SET TASK:
In the entries below, find every line holding the string "위하심이라" and collect it.
>>
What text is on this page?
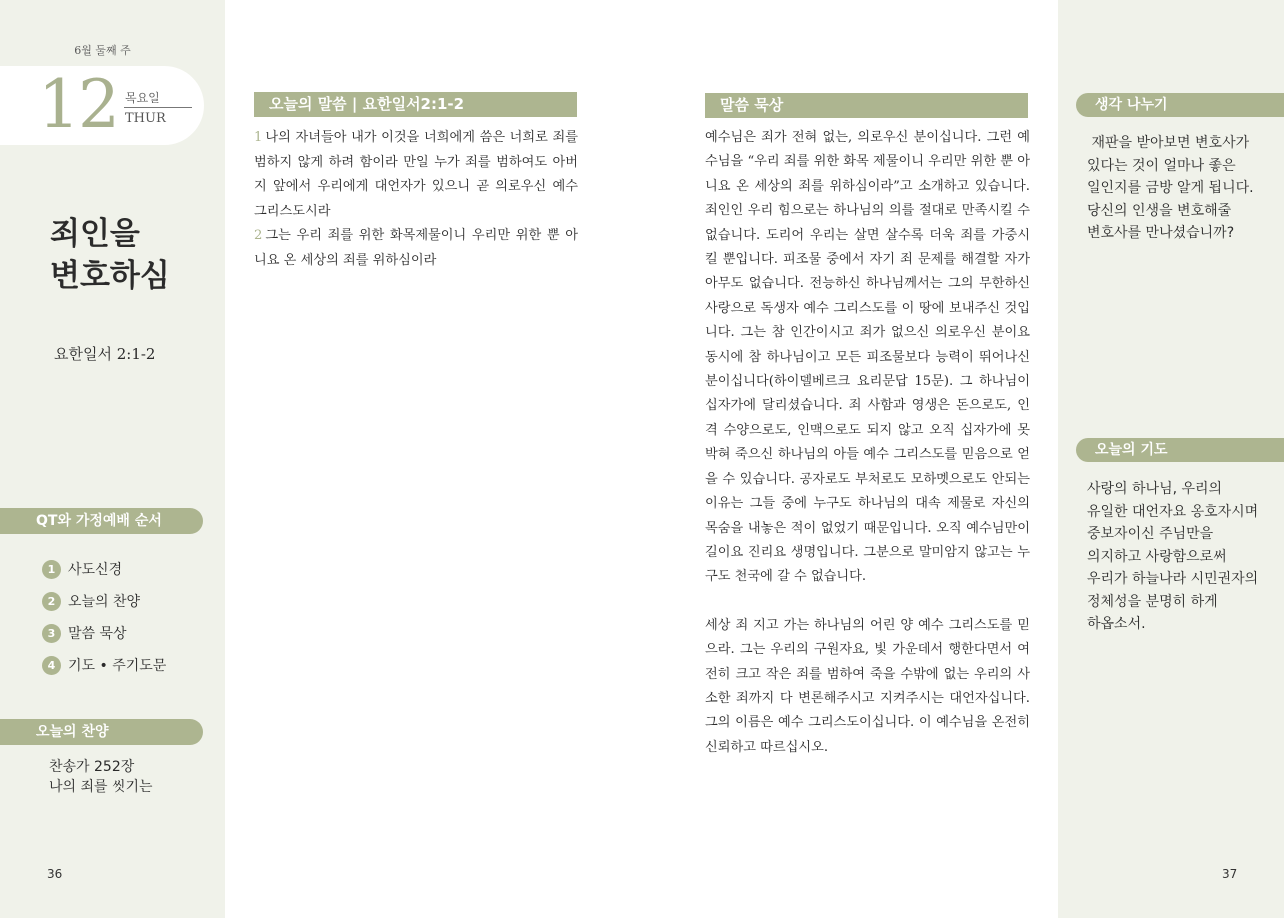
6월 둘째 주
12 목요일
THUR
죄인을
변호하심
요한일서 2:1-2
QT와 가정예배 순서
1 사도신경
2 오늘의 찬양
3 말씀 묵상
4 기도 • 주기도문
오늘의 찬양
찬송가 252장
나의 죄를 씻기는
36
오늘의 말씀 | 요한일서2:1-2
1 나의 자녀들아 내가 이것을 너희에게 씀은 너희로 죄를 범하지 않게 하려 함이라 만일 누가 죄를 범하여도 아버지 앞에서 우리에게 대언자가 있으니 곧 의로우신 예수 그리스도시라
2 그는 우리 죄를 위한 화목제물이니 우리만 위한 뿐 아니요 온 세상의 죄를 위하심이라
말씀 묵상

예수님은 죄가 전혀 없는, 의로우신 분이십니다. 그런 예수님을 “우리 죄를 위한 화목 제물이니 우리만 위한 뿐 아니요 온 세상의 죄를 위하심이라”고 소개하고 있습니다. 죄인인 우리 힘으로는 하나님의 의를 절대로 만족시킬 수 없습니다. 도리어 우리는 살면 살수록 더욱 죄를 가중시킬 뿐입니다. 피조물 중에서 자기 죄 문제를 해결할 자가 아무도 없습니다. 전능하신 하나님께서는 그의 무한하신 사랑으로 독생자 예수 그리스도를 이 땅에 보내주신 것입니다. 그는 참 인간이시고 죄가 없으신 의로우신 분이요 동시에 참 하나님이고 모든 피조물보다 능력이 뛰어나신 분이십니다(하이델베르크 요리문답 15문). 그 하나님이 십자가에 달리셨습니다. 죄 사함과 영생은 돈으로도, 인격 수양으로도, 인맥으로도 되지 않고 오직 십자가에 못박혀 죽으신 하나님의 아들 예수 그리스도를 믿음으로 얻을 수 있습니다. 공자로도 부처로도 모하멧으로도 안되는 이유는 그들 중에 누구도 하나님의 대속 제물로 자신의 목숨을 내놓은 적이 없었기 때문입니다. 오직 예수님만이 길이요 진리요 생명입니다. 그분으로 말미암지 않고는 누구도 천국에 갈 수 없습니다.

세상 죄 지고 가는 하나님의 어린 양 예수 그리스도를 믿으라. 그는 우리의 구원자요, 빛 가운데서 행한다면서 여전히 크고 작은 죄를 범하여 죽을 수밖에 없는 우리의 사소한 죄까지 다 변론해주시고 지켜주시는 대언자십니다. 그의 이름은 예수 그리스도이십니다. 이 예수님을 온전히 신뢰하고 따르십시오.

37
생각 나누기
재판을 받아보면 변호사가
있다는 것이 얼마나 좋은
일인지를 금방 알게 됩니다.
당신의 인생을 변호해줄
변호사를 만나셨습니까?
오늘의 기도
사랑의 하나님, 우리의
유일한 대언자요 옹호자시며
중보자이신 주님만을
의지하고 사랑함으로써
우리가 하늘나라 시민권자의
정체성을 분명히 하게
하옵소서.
<<
>>
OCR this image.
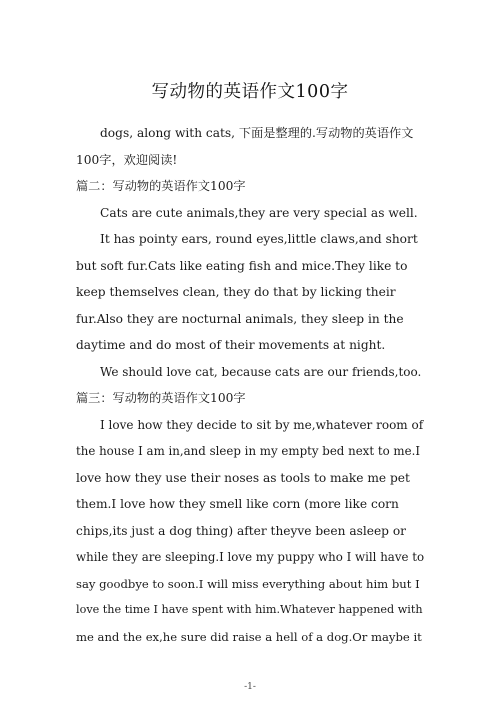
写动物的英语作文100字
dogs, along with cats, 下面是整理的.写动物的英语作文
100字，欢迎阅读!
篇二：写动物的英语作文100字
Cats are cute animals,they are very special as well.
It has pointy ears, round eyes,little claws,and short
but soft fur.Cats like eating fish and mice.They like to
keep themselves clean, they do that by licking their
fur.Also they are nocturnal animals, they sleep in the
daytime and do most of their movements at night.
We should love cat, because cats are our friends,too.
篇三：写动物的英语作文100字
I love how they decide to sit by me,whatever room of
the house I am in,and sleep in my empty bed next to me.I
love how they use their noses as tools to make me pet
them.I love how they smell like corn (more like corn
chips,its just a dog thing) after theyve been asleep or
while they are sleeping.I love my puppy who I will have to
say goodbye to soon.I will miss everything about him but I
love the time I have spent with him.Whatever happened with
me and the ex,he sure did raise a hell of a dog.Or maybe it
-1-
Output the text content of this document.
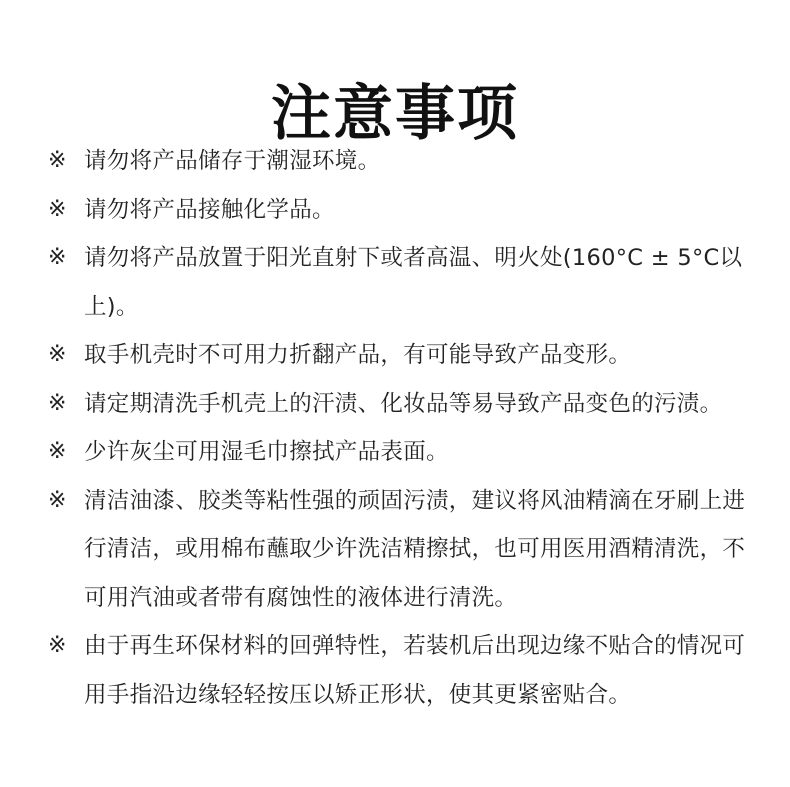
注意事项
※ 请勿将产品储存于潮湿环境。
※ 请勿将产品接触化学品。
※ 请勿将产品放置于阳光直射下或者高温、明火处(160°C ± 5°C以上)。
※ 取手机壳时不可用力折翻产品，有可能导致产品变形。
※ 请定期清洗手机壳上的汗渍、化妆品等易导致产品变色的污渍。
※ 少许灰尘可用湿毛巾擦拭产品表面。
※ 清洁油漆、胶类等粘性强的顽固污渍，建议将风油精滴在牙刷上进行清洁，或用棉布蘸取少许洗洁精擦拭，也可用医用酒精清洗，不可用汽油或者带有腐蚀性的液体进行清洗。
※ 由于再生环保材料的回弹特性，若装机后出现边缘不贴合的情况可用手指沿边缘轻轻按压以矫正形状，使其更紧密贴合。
<<
SOLUTION TO THIS EXERCISE:
2 그는 우리 죄를 위한 화목제물이니 우리만 위한 뿐 아니요 온 세상의 죄를 위하심이라
예수님은 죄가 전혀 없는, 의로우신 분이십니다. 그런 예수님을 “우리 죄를 위한 화목 제물이니 우리만 위한 뿐 아니요 온 세상의 죄를 위하심이라”고 소개하고 있습니다. 죄인인 우리 힘으로는 하나님의 의를 절대로 만족시킬 수 없습니다. 도리어 우리는 살면 살수록 더욱 죄를 가중시킬 뿐입니다. 피조물 중에서 자기 죄 문제를 해결할 자가 아무도 없습니다. 전능하신 하나님께서는 그의 무한하신 사랑으로 독생자 예수 그리스도를 이 땅에 보내주신 것입니다. 그는 참 인간이시고 죄가 없으신 의로우신 분이요 동시에 참 하나님이고 모든 피조물보다 능력이 뛰어나신 분이십니다(하이델베르크 요리문답 15문). 그 하나님이 십자가에 달리셨습니다. 죄 사함과 영생은 돈으로도, 인격 수양으로도, 인맥으로도 되지 않고 오직 십자가에 못박혀 죽으신 하나님의 아들 예수 그리스도를 믿음으로 얻을 수 있습니다. 공자로도 부처로도 모하멧으로도 안되는 이유는 그들 중에 누구도 하나님의 대속 제물로 자신의 목숨을 내놓은 적이 없었기 때문입니다. 오직 예수님만이 길이요 진리요 생명입니다. 그분으로 말미암지 않고는 누구도 천국에 갈 수 없습니다.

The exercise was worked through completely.